▸ **Directions for this task**
Below are some records. Say in a single number how many of their lines include the word "Department".

▸ **Data records**
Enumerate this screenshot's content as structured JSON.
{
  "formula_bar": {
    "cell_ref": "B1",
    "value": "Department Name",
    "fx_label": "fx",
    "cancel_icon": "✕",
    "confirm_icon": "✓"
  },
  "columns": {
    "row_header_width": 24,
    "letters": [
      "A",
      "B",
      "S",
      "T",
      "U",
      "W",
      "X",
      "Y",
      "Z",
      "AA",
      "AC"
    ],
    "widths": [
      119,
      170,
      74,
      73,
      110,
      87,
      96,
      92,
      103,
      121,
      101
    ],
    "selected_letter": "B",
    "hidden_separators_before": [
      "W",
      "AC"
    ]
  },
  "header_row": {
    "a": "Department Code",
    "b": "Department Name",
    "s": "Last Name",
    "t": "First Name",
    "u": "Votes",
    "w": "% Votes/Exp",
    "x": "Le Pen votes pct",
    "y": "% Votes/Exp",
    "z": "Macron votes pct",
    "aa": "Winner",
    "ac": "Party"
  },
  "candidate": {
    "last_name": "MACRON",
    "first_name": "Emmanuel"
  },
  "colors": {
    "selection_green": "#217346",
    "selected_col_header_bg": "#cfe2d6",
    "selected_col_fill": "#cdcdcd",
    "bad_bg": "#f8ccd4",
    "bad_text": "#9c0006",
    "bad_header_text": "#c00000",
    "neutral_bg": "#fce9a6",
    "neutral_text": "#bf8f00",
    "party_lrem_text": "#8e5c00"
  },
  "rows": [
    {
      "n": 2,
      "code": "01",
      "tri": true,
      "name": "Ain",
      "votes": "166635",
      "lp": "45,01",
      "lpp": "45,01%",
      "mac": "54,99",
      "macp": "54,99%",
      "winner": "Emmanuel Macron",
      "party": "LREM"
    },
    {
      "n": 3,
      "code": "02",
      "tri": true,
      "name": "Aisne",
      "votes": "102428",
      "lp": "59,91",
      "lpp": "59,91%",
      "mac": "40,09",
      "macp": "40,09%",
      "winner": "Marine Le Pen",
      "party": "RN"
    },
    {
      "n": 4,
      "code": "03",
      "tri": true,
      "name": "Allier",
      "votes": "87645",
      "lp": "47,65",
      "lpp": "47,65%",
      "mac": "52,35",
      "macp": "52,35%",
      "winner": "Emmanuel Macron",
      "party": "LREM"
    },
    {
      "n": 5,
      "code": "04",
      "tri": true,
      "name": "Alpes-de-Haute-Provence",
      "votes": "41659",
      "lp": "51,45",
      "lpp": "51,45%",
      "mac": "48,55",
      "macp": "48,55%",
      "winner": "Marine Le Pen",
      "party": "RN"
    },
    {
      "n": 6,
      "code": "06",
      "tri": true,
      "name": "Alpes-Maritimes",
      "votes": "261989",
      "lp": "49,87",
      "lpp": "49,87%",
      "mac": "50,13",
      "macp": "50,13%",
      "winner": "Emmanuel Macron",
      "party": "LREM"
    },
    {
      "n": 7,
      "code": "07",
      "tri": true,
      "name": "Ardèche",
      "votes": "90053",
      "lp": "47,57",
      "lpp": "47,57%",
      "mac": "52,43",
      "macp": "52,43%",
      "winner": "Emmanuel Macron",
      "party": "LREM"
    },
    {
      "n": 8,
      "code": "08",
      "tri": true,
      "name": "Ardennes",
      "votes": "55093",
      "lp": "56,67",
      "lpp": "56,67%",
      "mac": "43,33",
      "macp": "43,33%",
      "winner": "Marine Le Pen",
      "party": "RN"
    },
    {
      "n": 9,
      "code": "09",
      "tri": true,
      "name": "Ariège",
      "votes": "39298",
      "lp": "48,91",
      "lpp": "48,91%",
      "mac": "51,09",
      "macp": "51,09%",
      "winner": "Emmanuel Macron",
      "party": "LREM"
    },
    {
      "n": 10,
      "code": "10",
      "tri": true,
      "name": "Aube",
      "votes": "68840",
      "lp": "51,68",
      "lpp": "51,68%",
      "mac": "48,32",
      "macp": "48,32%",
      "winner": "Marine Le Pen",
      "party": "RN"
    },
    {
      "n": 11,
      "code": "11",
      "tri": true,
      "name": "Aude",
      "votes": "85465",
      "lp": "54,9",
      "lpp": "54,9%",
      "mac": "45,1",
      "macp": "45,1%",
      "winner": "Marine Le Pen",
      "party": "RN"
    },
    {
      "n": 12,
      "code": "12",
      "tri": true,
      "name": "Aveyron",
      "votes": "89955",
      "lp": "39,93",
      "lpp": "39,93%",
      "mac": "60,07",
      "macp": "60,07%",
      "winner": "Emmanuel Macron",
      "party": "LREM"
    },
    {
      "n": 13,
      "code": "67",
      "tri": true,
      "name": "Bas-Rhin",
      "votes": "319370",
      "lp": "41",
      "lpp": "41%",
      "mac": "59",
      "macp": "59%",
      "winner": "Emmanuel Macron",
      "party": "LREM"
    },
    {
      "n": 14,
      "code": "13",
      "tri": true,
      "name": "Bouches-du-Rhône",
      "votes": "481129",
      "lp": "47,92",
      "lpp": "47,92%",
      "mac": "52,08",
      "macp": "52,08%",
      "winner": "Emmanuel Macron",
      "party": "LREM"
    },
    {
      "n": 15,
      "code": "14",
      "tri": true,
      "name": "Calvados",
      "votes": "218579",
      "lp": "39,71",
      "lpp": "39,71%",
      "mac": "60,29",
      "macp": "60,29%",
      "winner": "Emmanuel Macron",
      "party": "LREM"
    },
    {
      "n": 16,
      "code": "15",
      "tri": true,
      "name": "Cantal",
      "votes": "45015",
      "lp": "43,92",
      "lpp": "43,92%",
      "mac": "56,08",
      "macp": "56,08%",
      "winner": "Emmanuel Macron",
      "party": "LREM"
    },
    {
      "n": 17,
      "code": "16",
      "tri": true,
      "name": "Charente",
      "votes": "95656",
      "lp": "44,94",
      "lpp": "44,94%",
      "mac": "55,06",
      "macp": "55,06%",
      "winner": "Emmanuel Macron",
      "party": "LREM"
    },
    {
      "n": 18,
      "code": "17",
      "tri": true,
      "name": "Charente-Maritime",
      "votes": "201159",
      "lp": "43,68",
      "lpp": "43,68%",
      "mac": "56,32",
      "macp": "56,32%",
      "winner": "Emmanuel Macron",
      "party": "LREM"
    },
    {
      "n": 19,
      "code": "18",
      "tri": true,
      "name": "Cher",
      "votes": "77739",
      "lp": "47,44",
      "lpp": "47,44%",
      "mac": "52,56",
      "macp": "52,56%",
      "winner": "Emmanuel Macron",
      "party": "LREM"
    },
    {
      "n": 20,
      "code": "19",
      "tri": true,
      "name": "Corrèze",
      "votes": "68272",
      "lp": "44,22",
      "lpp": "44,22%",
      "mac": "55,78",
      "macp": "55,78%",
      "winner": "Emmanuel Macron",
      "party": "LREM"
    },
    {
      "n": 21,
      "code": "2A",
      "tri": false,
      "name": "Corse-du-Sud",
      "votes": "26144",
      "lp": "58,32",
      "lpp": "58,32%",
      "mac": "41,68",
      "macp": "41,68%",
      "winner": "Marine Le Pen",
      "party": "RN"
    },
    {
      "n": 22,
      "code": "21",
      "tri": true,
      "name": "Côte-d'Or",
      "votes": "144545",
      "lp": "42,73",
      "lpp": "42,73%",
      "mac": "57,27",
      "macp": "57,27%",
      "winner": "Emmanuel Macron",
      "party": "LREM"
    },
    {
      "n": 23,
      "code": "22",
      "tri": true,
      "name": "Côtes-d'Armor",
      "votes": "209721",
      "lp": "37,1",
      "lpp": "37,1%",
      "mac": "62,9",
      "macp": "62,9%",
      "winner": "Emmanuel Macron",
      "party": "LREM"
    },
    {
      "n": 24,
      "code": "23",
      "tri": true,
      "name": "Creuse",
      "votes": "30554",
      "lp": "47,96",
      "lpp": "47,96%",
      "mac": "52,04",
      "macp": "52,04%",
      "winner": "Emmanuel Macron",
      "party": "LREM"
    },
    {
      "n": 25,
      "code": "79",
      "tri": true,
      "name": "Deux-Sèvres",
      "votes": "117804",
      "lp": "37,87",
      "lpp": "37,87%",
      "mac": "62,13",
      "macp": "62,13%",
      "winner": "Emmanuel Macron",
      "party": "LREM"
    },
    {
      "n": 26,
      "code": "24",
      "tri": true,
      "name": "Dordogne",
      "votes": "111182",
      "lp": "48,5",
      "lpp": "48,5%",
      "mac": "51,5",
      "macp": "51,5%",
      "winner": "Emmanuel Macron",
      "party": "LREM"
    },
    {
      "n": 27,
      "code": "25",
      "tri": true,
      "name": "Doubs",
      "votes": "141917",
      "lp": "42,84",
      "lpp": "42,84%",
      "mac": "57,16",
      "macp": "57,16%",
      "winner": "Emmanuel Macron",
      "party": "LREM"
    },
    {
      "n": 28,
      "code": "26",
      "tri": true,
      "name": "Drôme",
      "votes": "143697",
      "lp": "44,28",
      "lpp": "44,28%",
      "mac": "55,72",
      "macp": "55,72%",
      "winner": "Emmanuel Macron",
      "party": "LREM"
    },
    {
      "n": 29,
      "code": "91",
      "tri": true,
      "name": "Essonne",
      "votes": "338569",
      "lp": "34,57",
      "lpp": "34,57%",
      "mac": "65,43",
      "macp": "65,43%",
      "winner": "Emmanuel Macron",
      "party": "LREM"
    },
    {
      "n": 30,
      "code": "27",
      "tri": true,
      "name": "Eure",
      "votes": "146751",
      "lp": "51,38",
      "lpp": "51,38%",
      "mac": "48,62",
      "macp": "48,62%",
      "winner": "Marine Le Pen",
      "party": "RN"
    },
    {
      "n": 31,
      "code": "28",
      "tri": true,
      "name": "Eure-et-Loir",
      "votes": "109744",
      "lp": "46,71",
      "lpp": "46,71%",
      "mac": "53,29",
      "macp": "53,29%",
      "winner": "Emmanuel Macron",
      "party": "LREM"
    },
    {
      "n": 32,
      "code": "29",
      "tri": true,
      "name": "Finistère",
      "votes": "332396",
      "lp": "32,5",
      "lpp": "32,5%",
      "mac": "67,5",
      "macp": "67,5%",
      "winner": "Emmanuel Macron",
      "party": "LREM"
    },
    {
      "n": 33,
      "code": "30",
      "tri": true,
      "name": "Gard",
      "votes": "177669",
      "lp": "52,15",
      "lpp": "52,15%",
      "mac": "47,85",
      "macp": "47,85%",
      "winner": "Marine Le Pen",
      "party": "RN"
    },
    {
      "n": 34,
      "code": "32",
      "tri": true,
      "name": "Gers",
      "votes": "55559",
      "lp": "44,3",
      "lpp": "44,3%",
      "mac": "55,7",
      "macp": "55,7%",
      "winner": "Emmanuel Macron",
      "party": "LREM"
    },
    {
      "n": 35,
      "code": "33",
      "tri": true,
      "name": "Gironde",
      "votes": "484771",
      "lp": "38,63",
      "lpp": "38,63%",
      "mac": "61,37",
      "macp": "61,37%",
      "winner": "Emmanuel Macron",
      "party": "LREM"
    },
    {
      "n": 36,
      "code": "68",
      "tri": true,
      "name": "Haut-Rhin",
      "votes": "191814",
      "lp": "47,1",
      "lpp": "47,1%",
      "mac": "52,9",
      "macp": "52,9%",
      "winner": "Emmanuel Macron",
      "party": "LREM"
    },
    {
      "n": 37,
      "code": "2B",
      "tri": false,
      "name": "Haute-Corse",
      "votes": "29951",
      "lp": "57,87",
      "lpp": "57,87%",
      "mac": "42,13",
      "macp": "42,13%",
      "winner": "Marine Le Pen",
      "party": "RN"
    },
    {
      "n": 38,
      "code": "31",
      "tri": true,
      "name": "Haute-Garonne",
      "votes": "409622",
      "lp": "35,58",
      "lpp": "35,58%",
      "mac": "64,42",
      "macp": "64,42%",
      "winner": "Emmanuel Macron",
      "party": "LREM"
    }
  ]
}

▸ **Output**
3